— Given exercise —
Which lines of the records contain "done"? Collect every one of them.

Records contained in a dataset
####

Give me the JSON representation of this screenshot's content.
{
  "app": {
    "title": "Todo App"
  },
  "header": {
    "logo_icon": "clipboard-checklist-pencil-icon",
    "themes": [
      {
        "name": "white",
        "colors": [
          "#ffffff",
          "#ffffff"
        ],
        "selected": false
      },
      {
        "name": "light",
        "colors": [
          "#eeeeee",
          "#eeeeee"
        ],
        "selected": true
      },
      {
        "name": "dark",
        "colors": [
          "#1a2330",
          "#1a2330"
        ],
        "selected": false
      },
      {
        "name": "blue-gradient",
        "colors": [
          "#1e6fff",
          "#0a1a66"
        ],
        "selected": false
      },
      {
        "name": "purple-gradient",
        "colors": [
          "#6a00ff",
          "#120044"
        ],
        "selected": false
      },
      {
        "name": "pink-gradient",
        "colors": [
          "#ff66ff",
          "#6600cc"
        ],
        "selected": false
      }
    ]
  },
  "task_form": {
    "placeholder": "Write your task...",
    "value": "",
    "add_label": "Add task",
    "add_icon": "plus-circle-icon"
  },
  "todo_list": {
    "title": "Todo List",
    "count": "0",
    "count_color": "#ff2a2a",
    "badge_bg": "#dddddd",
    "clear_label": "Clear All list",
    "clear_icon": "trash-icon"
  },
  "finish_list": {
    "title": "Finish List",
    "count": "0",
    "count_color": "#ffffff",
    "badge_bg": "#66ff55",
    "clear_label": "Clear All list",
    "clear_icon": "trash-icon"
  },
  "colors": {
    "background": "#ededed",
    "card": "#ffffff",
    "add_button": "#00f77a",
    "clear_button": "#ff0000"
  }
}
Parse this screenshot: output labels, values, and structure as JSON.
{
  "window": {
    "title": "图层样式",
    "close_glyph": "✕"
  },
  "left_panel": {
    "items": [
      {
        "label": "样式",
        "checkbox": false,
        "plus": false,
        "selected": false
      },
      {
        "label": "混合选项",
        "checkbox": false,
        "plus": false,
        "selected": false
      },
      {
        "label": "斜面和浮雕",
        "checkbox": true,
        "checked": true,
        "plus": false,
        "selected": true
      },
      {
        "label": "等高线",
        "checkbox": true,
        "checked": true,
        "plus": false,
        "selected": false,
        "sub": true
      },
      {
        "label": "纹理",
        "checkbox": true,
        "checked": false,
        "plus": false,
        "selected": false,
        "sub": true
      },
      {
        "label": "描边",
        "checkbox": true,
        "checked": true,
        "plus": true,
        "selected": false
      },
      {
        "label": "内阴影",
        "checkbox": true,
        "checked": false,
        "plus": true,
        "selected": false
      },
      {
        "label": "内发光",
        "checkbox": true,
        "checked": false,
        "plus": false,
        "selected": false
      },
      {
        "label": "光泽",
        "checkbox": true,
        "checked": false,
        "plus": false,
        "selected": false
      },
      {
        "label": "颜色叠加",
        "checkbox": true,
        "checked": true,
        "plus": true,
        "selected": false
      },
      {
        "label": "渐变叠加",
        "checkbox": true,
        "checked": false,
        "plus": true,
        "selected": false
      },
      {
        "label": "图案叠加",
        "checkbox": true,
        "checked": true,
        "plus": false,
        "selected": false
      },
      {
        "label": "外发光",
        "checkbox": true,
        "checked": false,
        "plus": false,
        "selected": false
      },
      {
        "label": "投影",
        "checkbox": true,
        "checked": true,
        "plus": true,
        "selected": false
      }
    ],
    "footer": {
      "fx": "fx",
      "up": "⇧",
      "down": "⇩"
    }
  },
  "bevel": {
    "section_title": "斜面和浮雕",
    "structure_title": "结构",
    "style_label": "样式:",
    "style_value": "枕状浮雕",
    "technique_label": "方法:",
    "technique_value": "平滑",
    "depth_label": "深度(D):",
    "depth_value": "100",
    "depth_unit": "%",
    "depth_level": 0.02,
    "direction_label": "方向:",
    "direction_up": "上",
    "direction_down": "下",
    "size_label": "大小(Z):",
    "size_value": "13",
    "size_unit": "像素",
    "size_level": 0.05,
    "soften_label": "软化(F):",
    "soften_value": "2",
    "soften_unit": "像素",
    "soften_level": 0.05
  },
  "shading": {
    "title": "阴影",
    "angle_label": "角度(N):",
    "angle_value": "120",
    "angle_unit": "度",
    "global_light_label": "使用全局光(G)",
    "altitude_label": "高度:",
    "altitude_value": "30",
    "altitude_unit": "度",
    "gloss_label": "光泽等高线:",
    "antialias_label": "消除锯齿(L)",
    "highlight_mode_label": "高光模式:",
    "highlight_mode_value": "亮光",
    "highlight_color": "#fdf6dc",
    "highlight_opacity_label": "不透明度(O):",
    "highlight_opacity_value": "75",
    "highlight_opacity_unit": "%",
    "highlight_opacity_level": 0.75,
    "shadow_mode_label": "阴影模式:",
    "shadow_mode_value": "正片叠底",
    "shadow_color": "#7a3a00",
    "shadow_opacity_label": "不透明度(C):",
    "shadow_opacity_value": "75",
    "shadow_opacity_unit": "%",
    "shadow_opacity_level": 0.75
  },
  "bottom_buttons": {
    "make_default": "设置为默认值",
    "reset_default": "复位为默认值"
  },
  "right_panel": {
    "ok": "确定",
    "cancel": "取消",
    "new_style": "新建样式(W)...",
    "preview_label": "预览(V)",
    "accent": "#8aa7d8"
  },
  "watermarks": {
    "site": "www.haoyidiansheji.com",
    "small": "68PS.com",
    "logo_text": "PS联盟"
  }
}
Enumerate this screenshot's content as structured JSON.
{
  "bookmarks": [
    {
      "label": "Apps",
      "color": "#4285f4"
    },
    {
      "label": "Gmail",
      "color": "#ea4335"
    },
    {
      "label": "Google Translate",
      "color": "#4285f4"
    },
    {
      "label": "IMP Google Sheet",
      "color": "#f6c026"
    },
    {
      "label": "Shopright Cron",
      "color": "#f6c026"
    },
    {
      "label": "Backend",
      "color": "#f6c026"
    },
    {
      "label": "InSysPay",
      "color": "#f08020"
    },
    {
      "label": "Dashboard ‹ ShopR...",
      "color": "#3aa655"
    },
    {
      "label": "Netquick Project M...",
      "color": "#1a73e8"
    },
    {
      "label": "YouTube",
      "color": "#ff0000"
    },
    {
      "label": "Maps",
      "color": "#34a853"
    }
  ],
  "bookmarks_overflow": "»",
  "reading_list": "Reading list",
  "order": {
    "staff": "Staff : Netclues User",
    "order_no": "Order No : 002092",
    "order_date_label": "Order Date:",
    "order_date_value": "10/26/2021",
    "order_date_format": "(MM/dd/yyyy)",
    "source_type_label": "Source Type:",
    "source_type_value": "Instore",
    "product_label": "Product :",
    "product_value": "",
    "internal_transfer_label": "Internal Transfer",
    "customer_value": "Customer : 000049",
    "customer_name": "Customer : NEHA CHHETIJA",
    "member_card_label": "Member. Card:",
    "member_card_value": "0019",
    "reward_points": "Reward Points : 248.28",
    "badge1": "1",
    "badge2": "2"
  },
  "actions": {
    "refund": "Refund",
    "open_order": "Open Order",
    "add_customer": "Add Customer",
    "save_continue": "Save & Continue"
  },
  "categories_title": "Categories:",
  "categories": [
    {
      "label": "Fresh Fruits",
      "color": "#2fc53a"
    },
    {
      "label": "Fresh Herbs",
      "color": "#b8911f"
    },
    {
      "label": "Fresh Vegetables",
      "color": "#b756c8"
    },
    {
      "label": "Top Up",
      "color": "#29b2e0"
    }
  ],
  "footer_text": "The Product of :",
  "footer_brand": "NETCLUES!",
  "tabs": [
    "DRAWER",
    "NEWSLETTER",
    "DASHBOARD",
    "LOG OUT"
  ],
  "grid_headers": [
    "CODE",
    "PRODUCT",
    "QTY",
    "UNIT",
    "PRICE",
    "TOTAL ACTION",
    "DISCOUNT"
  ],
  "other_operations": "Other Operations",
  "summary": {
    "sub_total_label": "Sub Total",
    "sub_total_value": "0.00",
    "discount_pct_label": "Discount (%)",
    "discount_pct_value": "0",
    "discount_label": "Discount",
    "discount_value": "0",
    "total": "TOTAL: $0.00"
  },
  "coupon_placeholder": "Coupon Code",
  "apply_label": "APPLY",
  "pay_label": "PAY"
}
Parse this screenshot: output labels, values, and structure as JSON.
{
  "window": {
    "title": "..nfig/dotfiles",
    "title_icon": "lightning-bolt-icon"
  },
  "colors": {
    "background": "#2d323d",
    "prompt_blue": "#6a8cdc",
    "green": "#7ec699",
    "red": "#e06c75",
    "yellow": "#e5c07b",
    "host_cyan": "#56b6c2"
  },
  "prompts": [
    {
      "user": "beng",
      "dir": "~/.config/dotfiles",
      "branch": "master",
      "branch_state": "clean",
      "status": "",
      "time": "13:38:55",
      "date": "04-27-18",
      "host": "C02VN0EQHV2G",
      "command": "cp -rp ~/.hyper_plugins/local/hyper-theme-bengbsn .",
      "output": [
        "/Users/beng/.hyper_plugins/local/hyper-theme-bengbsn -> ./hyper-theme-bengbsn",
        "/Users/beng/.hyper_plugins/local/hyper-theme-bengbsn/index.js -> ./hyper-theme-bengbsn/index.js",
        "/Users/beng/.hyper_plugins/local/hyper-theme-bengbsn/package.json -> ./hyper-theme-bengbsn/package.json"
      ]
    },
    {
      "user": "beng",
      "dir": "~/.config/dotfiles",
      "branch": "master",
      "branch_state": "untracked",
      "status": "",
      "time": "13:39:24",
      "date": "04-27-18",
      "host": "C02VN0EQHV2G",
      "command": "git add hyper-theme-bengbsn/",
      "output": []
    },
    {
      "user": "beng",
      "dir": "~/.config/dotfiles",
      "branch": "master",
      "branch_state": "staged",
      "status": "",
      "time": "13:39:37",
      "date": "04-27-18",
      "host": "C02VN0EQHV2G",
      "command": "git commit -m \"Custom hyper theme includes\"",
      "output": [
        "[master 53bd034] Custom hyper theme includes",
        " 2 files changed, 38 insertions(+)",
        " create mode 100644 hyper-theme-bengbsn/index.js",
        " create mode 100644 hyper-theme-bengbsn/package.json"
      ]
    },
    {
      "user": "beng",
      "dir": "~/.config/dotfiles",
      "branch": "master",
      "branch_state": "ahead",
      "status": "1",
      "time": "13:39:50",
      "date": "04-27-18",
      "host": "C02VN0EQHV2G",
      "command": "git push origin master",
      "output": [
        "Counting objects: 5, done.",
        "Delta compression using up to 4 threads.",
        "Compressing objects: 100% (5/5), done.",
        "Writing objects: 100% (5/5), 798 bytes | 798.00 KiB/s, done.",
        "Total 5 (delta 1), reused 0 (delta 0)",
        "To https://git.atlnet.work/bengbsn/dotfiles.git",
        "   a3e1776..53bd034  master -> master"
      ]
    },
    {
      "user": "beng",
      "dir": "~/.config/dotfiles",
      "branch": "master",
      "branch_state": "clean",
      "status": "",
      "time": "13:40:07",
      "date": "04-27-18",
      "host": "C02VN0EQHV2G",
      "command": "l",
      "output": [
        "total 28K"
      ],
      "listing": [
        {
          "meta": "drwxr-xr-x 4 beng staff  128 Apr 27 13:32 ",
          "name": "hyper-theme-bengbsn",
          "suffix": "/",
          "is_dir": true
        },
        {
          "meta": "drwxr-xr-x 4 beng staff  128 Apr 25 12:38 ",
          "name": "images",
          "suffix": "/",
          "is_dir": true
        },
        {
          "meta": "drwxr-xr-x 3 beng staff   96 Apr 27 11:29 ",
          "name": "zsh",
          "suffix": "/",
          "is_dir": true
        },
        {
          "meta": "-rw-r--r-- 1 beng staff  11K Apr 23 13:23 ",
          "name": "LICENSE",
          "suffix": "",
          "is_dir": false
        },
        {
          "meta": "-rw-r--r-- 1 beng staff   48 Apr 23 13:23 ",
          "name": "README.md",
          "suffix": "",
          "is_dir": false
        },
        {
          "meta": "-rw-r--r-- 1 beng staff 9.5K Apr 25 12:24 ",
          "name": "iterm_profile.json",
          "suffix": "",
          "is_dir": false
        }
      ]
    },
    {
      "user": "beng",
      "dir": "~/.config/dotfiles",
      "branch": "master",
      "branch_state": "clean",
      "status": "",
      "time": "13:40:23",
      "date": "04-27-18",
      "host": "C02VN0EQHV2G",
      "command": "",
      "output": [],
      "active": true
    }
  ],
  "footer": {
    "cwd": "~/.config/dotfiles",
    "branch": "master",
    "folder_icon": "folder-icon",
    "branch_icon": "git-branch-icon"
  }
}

####

— Solution below —
        "Counting objects: 5, done.",
        "Compressing objects: 100% (5/5), done.",
        "Writing objects: 100% (5/5), 798 bytes | 798.00 KiB/s, done.",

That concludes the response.